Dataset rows

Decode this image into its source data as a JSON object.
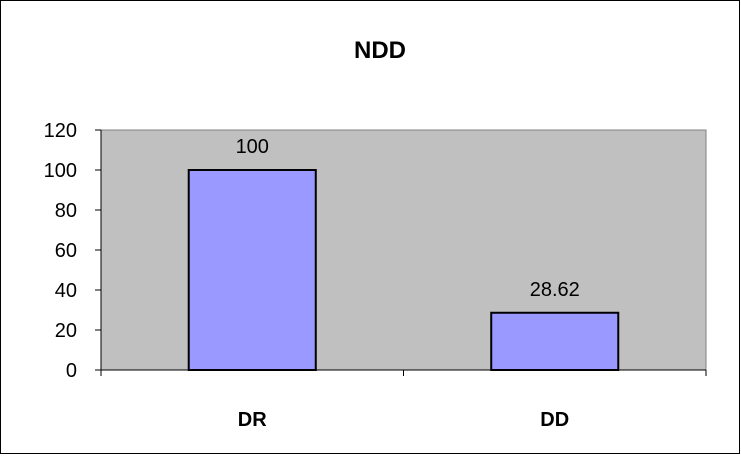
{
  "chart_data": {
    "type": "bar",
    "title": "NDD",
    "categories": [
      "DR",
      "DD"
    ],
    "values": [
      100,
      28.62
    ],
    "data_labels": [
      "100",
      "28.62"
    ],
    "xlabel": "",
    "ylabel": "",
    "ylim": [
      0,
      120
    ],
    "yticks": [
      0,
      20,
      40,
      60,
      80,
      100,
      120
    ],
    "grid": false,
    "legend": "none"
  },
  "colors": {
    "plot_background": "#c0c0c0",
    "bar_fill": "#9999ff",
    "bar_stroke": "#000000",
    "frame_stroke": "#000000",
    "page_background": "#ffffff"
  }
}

==

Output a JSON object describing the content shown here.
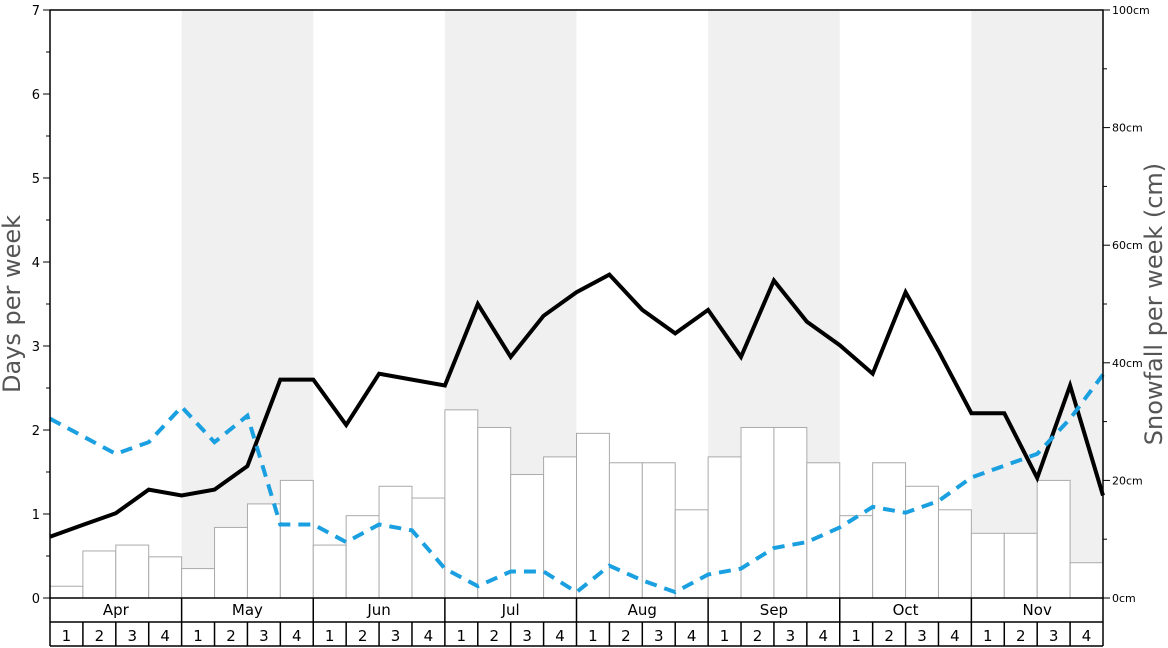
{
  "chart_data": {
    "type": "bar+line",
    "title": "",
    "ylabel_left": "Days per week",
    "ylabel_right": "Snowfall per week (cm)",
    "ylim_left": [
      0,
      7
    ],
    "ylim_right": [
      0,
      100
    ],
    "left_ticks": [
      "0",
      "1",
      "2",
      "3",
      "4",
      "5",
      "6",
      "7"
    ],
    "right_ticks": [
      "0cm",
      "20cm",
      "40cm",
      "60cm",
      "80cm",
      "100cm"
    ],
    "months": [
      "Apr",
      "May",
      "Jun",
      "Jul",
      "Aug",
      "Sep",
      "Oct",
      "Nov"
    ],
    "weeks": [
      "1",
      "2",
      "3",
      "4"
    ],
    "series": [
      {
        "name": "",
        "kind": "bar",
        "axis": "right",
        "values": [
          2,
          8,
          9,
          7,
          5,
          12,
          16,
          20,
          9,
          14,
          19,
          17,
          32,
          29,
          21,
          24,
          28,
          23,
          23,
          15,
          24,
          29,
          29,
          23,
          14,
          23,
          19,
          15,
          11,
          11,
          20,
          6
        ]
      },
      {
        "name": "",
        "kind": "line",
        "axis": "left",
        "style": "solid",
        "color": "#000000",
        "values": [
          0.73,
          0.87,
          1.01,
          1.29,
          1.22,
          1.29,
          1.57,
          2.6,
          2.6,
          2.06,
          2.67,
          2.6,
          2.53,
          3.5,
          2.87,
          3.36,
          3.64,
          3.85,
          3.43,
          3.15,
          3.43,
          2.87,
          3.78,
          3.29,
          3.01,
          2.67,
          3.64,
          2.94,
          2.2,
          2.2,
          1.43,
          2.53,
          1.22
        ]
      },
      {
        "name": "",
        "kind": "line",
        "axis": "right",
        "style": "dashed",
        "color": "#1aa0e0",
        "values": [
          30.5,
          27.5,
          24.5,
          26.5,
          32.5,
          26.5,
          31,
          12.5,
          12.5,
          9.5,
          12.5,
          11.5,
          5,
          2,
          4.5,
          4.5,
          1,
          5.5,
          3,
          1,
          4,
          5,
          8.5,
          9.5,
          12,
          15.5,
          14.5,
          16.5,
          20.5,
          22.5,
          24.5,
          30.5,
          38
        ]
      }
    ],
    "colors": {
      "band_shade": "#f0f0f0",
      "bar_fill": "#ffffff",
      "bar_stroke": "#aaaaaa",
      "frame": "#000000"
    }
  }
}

● Goal: Find all lines where the word "JSON" appears. Copy them.

● Solution to this problem:
Decode this image into its source data as a JSON object.
Output a JSON object describing the content shown here.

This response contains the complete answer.